Writing Home by Alan Bennett
Author:Alan Bennett [Alan Bennett]
Language: eng
Format: epub
Tags: nepalifiction, TPB
ISBN: 9780571246878
Publisher: Faber and Faber
Published: 1988-11-22T18:15:00+00:00
Even with the final dress rehearsals no alarm bells rang. The play was too long, admittedly, and ought to have been cut in rehearsal or, better still, beforehand, which is another lesson to be learned: if there are to be cuts, get them over with before rehearsals begin. But there was still a fortnight’s tour in Brighton when all this could be done. No panic.

Dataset records:
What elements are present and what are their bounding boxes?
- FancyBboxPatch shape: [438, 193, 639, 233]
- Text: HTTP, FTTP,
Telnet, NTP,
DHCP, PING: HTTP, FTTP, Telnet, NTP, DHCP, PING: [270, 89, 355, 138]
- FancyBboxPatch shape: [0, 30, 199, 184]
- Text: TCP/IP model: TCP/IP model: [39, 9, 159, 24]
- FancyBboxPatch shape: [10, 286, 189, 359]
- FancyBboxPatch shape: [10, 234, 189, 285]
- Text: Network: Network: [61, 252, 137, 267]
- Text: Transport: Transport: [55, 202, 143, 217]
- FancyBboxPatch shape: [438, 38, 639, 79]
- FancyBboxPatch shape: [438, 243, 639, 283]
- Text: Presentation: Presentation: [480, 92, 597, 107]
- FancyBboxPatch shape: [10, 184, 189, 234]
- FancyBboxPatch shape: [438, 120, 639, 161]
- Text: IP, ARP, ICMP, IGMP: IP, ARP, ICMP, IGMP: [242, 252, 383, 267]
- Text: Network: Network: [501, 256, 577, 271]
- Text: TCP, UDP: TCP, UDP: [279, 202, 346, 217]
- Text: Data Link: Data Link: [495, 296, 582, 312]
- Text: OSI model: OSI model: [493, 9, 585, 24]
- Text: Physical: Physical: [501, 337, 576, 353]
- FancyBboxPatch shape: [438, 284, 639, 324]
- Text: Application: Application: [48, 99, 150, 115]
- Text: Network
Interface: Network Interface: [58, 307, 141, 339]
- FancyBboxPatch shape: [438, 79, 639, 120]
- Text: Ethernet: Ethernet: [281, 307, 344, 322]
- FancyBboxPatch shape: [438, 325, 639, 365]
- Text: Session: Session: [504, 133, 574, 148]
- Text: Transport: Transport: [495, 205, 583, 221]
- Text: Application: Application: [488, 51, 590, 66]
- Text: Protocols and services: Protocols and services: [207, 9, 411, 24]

Required action: Write the next part of the Writing Home excerpt about the play's final dress rehearsals, beginning right after its closing words, "No panic." The material has no connection to the Writing Home excerpt.

Final answer:
Now Brighton is a dangerous place. It is the home or the haunt of many theatricals, who take an entirely human pleasure in getting in first on plays bound for the West End. They come round, proffer advice, diagnose what is wrong, and suggest remedies. That is one section of the audience. The other consists (or did in 1971) of playgoers for whom the theatre has never been the same since John Osborne, and if they don’t like a play they leave it in droves. Indeed, it sometimes seems that their chief pleasure in going to the theatre in Brighton is in leaving it, and leaving it as noisily as possible. In Beyond the Fringe the seats were going up like pistol shots throughout the performance so that, come the curtain, there were scarcely more in the audience than there were on the stage. On the other hand, Forty Years On had done well. Brighton was where Gielgud had got his second wind and the play came into focus. But that was familiar ground. Audiences at Brighton like what they know and know what they like, and one person they did like was Kenneth More.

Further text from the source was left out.